**Text block:**
[Start of section]

There was a typical patient who was hospitalized twice. The time interval was 4 mo. The first hospitalization time was 25 Apr 2020. The first sample from patient was pleural fluid. The phenotypic resistant drugs included INH + SM + RFP + EMB + RFT. The gene mutations were rpoB_p.Ser450Leu for resistance to RFP, fabG1_c.-15C>T to INH, pncA_p.Leu172Pro to PZA, embB_p.Met306Val to EMB, rpsL_p.Lys43Arg to SM, gyrA_p.Asp94Ala to FQs, and fabG1_c.-15C>T to ETO. The second hospitalization time was 26 Aug 2020. The second sample from patient was cold abscess. The phenotypic resistant drugs included INH + SM + RFP + EMB + RFT + Dip. The gene mutations were rpoB_p.Ser450Leu for resistance to RFP, katG_p.Ser315Thr to INH, pncA_p.Thr76Pro to PZA, embB_p.Met306Val to EMB, rpsL_p.Lys43Arg to SM, and gyrA_p.Asp94Ala to FQs. The number of second resistant drug was one more than number of the first, which was dip. The gene mutations changed to katG_p.Ser315Thr to INH and pncA_p.Thr76Pro to PZA from the first mutation of fabG1_c.-15C>T to INH and pncA_p.Leu172Pro to PZA.

[End of section]

**Entries shown:**
[Start of section]

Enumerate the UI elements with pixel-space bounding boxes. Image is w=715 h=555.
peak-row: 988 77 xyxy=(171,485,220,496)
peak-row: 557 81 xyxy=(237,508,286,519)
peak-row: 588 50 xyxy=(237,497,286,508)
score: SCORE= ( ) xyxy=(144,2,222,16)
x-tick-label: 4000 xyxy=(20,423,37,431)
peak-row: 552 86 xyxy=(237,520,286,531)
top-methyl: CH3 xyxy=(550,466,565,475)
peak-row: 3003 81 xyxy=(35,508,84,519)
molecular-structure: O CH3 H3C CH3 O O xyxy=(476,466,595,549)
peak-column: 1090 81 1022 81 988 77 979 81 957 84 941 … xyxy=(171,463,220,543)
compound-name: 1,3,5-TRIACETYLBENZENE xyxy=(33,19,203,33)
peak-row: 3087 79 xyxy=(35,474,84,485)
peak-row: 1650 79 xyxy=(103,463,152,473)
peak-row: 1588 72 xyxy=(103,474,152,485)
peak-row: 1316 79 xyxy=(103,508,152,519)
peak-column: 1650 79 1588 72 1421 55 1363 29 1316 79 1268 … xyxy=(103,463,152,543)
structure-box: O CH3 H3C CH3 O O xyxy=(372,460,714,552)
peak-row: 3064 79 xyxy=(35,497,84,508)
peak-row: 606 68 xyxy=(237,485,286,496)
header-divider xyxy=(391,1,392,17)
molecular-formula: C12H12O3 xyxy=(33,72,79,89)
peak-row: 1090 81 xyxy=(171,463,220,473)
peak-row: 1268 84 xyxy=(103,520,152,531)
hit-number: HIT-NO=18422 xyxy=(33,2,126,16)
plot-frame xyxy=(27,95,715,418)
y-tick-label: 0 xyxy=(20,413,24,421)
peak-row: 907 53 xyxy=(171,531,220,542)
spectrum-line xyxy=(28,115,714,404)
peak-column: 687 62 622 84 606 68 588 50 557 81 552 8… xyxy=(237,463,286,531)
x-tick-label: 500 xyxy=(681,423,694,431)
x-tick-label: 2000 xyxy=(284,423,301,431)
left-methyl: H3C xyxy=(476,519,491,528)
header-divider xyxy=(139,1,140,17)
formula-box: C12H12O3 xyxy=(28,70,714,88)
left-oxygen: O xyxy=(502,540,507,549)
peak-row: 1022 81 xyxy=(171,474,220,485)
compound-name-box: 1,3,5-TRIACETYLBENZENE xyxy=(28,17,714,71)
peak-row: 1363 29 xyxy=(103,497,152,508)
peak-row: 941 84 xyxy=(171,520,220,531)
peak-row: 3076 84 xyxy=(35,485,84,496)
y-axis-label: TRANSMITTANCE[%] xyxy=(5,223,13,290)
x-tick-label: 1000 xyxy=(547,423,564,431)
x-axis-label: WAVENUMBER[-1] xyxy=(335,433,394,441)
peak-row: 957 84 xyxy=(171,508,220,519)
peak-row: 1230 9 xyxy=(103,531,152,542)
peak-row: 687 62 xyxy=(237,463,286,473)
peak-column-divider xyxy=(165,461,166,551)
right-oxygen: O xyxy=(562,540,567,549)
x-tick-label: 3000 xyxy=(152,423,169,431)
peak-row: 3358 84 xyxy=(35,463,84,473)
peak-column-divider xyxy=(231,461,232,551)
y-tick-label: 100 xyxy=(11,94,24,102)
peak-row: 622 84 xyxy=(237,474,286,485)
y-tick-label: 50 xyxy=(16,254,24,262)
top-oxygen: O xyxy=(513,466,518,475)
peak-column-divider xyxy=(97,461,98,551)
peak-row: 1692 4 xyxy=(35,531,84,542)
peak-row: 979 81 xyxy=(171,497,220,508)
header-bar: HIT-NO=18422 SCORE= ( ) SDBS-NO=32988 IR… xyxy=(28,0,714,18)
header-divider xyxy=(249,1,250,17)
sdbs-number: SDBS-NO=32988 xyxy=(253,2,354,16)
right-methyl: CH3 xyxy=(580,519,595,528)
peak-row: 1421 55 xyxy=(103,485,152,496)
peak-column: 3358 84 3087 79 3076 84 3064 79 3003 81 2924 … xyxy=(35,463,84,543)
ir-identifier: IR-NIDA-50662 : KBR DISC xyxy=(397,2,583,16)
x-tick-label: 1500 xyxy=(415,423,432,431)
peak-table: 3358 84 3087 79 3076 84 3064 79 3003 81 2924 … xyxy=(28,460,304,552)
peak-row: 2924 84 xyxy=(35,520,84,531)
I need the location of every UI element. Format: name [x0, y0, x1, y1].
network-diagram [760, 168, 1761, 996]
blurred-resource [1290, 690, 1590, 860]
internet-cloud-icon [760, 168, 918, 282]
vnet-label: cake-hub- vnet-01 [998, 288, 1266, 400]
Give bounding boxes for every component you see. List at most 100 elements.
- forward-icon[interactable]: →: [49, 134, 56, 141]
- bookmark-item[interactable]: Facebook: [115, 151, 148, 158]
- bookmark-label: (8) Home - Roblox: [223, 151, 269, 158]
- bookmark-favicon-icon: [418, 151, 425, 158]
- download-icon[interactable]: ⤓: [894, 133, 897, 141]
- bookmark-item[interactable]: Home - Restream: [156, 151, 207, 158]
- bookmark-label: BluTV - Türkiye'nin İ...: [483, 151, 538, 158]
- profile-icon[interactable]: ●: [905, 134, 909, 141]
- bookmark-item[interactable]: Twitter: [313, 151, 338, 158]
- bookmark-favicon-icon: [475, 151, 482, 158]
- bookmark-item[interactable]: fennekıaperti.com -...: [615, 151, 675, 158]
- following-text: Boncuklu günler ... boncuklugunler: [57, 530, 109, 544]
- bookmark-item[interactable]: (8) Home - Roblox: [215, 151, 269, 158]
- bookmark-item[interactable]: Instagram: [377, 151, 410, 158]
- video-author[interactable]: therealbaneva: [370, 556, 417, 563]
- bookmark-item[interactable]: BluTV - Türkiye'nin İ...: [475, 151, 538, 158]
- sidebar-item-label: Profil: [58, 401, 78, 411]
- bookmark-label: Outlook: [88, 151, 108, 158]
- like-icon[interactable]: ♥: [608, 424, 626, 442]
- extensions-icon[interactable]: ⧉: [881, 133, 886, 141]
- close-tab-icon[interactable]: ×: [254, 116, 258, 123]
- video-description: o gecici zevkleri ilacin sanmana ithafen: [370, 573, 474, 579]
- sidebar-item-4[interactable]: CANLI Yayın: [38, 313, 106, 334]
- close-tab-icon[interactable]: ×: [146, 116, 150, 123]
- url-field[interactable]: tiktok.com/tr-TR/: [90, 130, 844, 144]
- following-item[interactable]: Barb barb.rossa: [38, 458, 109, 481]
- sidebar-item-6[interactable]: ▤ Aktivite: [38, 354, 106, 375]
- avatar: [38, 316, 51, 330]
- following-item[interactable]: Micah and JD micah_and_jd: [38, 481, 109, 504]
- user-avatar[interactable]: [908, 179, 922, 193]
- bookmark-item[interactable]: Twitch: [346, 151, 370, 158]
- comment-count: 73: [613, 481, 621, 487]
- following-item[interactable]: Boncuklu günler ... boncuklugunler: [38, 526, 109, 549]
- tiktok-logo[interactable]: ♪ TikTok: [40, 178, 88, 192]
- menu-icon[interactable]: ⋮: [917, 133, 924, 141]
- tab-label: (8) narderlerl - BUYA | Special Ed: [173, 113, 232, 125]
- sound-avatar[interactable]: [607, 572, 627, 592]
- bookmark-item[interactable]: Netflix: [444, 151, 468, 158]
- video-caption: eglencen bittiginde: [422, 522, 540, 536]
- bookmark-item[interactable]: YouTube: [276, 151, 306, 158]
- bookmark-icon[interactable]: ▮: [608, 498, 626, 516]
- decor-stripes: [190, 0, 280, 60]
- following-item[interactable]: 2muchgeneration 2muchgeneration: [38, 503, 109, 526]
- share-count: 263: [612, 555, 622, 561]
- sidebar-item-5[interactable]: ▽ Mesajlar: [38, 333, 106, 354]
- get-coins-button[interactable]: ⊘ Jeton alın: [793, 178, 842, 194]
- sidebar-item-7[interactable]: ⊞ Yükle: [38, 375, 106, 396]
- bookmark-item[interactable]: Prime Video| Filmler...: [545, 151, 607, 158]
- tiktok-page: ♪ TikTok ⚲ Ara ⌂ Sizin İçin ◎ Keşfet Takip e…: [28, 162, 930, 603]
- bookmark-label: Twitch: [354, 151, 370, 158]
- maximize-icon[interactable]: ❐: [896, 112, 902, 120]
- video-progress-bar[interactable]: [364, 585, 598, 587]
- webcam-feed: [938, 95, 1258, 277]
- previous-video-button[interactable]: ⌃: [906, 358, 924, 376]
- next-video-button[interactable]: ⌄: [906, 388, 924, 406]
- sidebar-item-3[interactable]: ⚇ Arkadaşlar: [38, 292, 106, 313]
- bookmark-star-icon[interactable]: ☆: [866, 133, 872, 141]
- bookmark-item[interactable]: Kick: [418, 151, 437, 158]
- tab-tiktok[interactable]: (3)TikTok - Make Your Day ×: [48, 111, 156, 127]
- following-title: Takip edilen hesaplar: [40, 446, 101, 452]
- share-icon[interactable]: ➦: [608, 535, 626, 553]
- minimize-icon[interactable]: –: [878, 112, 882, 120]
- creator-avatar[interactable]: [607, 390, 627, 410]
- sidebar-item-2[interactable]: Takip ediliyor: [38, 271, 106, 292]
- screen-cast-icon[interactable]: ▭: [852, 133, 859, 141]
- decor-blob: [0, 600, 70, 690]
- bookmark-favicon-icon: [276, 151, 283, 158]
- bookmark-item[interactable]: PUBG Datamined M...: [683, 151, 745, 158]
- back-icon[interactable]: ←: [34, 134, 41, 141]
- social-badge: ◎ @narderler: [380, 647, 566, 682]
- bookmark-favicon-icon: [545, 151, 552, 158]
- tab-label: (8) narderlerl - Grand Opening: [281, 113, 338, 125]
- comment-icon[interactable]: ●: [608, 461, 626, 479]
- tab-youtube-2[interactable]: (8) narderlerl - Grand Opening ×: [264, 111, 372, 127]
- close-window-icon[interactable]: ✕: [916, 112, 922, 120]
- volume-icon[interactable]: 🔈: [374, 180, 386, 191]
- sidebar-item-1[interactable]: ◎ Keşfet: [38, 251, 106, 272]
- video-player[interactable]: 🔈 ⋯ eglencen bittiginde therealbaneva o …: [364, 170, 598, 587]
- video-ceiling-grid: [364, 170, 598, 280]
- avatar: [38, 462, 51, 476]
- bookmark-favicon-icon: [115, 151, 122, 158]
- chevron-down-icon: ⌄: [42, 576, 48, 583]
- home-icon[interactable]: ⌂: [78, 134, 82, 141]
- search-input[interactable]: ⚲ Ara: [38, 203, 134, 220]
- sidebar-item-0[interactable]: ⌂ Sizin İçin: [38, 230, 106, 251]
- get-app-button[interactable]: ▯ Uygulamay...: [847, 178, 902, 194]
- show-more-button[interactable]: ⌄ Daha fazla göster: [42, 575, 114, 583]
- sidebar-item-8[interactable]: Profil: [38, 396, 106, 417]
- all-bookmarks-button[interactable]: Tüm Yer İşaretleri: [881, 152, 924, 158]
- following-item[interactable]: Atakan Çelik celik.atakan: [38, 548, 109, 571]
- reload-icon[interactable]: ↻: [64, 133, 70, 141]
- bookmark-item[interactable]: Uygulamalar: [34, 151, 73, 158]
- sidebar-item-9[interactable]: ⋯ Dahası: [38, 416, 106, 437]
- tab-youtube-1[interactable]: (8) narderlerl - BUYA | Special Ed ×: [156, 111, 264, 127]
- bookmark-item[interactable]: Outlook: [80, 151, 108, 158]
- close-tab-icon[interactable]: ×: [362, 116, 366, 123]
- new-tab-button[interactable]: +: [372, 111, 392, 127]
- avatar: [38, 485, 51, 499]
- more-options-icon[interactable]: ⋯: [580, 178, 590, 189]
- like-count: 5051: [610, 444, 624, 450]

[End of section]

**Prompt 1:** From the tuberculosis case text, list every gene mutation reported for the second hospitalization, each with the drug it confers resistance to.
**Prompt 2:** Extend the tuberculosis case text, picking up after its final sentence.
The listing is separate material and has no connection to the tuberculosis case text.

**Result 1:**
- rpoB_p.Ser450Leu: RFP
- katG_p.Ser315Thr: INH
- pncA_p.Thr76Pro: PZA
- embB_p.Met306Val: EMB
- rpsL_p.Lys43Arg: SM
- gyrA_p.Asp94Ala: FQs

**Result 2:**
Discussion
TB is a major cause of ill health and one of the leading causes of death worldwide. Until the coronavirus (COVID-19) pandemic, TB was the leading cause of death from a single infectious agent, ranking above HIV/AIDS (World Health Organization, 2022). The World Health Organization (WHO) has published a global TB report every year since 1997. To reach the milestones and targets for reductions in TB incidence required an annual decline in the TB incidence rate of 4–5% per year by 2,020, accelerating to 10% per year by 2,025, and then to an average of 17% per year from 2,025 to 20,357, and not only these declines in TB and EPTB incidence but also reductions in the DR incidence. The 30 high TB burden countries accounted for 87% of all estimated incident cases worldwide, and China accounted for 7.4%, rank 3. According to report, in China, the incidence of TB was 55 per 100,000 and MDR/RR was 2.3 per 100,000 in which new case accounted for 3.4% and retreatment for 19% (World Health Organization, 2022). There were many researches on WGS for gene mutations about DR pulmonary tuberculosis (DR-PTB), but a few on WGS for gene mutations about DR-EPTB, especially in the high incidence area of DR-PTB. This study focused on DR-EPTB of the above area.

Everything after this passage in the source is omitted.